[START EXCERPTED TEXT]

For me, the final straw was Huairou. Not everyone will remember Huairou, but some of us will never forget it. Huairou was the Chinese village which in 1995 was transformed for a few days into a sea of tents, huts, makeshift wooden walkways and mud, when more than 20,000 women from around the world met there for the UN's fourth world conference on women.
For sheer colour, the occasion was not to be missed. Saudi women covered in black jostled with American feminists wearing "Why have sex when you can have gender?" T-shirts. Workshops on "stereotyping and sexism in advertising" (sponsored by the Montreal Council of Women) were held a few feet away from tents where Cambodian peasant women in national dress were sewing a quilt in honour of the conference. Tanzanian women sold brightly-coloured scarves; Singaporean women distributed fresh flowers, "flown here courtesy of Singapore Airlines"; the American Association for the Advancement of Science was answering questions about teaching science to girls.
Just occasionally, the different worlds were forced into awkward confrontation. At a workshop entitled "Politics of difference: single women," a few third world women turned up expecting to talk about prostitutes, and the pressures on women in traditional societies to marry the men of their families' choice. An articulate Indian woman stood up and gave a moving speech about shelters which she had organised for women who run away from their violent husbands, and are subsequently shunned by communities which simply do not recognise the right of women to live alone. A few Americans turned up at the meeting too to talk about the difficulty of living alone in Philadelphia ("People, like, think you're lesbian"). Throughout the workshop, the two sides listened to one another in incomprehending silence.
Most of the time they didn't bother to listen to each other at all. The Africans were talking about clean water and basic education for girls. Women from Islamic countries were arguing about whether to wear veils. The Americans were talking about "breaking the glass ceiling," and the French about the literary significance of "the Other." I left Huairou filled with admiration for a handful of brave and energetic women from developing countries; and filled with cynicism about most of the women who had trekked to China from the west. The former had many real causes to fight for; most of the latter were indulging in the false belief that a cause called "feminism" still exists.
like most women of my age and background, I grew up in the 1970s taking feminism for granted: it was just a good cause like other good causes, to be supported without much criticism. But I also grew up without really understanding the nature of the revolution which had already been carried out by previous generations of women. I always assumed, for example, that I would grow up and get a job. Everyone around me-my parents and teachers-assumed that I would grow up and get a job too. This wasn't a matter of "having a career" as an entertaining accompaniment to having a family. I would have a job for the same kinds of reasons that the boys I knew would have jobs: for financial security, professional satisfaction and so on.
This was an assumption, not necessarily spoken aloud. But it was supported by a series of legal changes-some quite recent, some dating back nearly a century: changes in property law, electoral law, divorce law, education law and employment law. In my generation, women had the same choices and faced the same constraints as men. A good marriage was no longer the only form of advancement.

[END EXCERPTED TEXT]

• [STATED EXERCISE 1]
Summarize the passage about the Huairou women's conference in two sentences.
• [STATED EXERCISE 2]
According to the passage about the Huairou women's conference, what did Singaporean women distribute there?
Base each answer only on the passage about the Huairou women's conference.

[START INFORMATION SHOWN]

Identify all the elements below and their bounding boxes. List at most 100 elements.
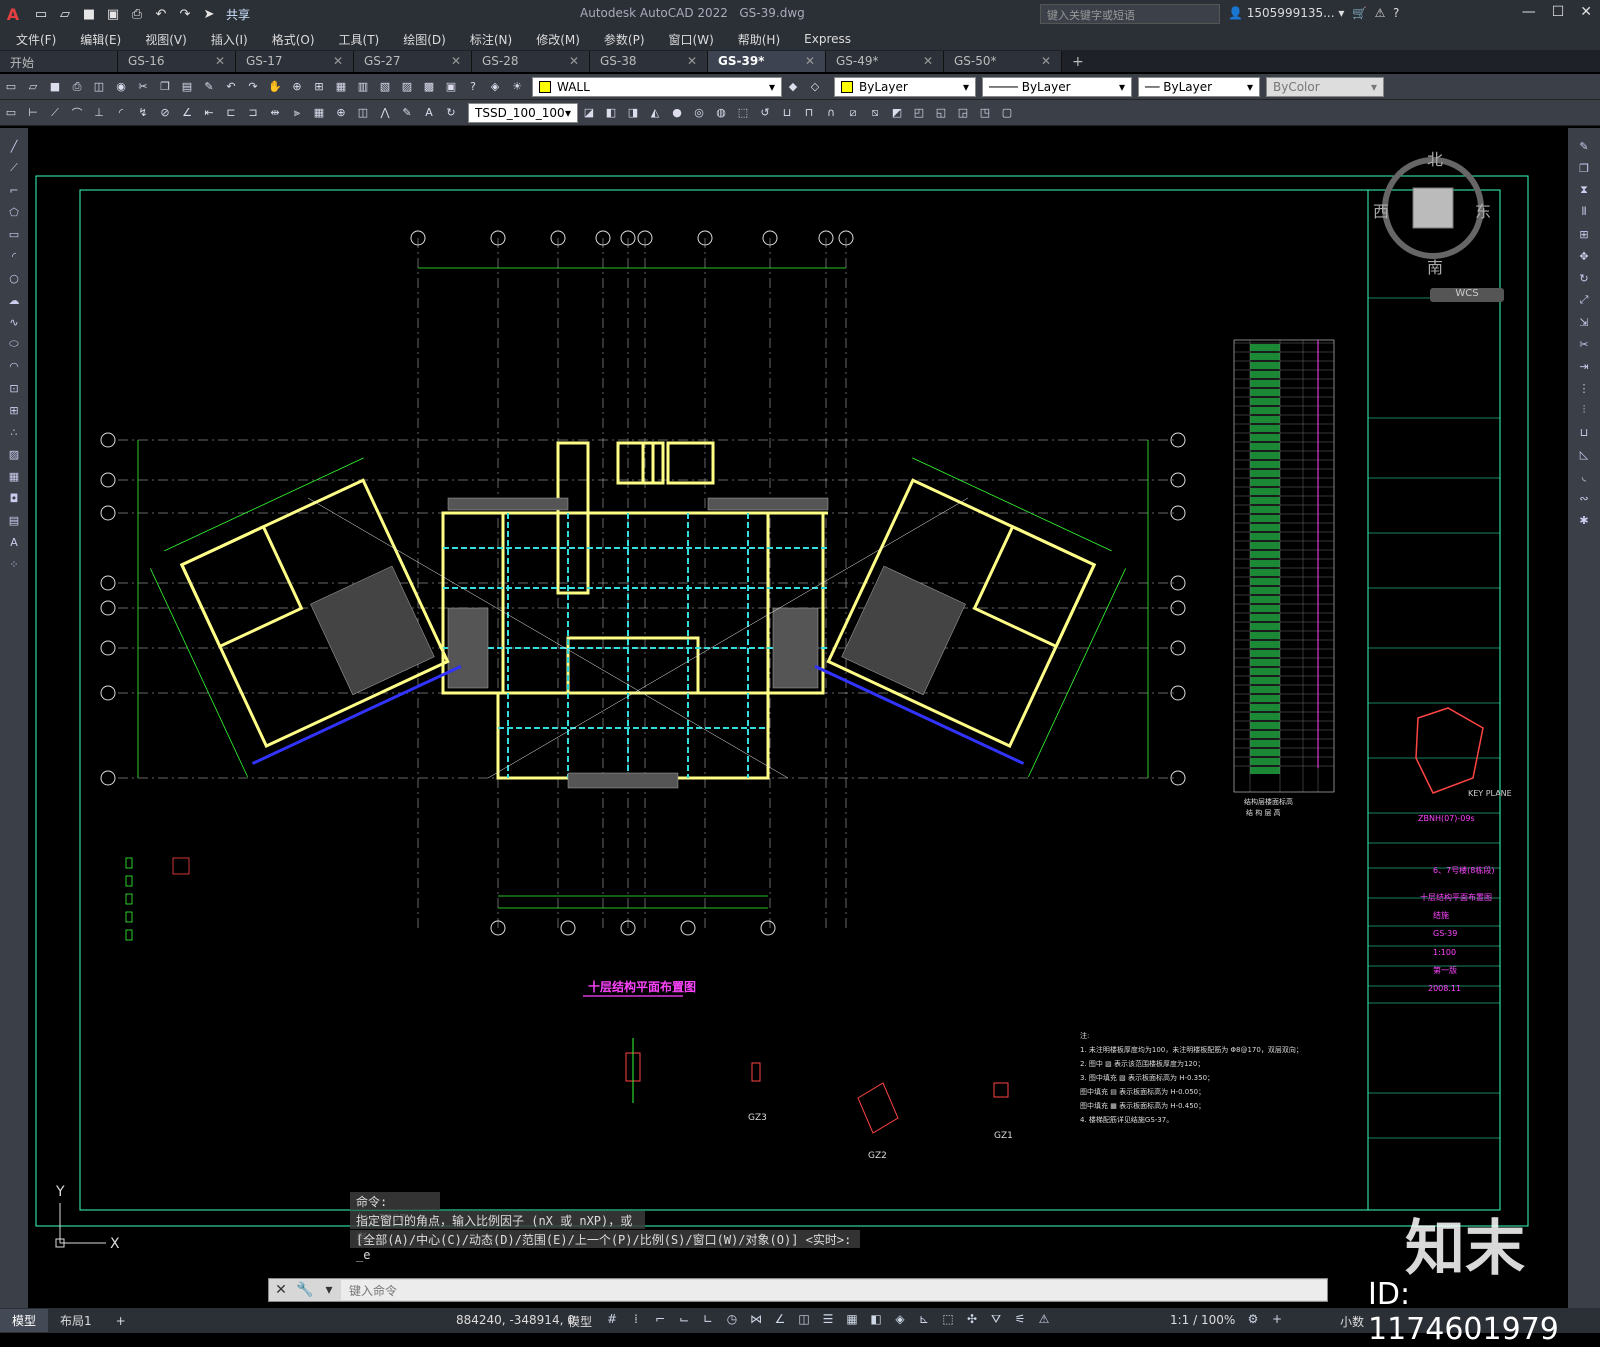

[END INFORMATION SHOWN]
[START INFORMATION SHOWN]

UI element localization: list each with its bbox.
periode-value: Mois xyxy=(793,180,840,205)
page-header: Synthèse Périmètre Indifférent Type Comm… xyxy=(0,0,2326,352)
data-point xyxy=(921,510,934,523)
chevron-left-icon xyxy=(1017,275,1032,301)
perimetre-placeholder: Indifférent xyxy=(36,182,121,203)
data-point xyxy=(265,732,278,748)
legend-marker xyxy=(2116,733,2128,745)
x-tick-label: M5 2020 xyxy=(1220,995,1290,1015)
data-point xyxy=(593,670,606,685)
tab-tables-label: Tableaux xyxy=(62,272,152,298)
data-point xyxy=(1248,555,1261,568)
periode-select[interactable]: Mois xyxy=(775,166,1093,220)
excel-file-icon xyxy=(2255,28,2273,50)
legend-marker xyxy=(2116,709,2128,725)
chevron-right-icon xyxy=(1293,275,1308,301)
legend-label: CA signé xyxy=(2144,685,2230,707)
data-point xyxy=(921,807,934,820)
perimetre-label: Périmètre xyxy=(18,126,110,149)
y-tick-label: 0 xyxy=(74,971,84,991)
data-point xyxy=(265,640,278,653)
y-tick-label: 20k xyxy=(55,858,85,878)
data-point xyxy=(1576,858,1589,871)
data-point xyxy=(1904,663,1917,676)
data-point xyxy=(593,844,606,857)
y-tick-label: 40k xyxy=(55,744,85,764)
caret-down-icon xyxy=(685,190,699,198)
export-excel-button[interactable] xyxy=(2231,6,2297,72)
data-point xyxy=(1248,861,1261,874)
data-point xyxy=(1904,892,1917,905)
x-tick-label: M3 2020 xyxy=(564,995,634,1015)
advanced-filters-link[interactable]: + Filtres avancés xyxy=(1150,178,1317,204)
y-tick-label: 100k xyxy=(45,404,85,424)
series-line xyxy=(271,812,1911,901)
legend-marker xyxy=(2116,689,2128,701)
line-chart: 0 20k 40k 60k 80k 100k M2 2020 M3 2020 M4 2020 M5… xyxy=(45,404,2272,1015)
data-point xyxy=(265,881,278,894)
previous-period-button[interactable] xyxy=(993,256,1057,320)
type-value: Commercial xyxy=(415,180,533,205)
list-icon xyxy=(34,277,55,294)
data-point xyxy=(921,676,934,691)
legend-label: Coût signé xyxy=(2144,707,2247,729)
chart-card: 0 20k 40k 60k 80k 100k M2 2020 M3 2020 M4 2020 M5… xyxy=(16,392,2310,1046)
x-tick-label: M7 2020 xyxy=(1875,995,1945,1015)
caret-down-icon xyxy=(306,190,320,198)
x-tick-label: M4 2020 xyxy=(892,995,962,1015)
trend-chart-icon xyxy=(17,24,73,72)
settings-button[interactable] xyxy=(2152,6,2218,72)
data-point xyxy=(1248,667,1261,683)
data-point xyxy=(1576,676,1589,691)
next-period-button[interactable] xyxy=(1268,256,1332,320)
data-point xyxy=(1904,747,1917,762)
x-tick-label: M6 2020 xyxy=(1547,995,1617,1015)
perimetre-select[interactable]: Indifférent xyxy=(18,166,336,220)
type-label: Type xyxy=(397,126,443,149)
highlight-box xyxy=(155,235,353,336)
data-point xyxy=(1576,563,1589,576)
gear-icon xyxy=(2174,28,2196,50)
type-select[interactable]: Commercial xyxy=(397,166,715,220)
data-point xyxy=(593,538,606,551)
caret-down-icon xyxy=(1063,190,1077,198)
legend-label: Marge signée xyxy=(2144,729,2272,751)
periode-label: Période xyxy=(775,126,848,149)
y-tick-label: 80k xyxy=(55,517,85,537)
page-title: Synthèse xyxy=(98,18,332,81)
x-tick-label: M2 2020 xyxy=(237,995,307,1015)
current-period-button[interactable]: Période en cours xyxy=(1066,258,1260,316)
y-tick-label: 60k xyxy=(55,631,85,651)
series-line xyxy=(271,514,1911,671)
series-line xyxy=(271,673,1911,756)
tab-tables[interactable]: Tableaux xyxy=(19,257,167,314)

[END INFORMATION SHOWN]

• [WORKED ANSWER 1]
In 1995, more than 20,000 women from around the world gathered in the Chinese village of Huairou for the UN's fourth world conference on women, where groups from different regions mostly talked past one another about very different concerns. The writer left admiring a handful of women from developing countries and cynical about most western attendees, and recalls growing up in the 1970s taking for granted a job and choices secured by earlier legal changes.

• [WORKED ANSWER 2]
Fresh flowers, flown in courtesy of Singapore Airlines.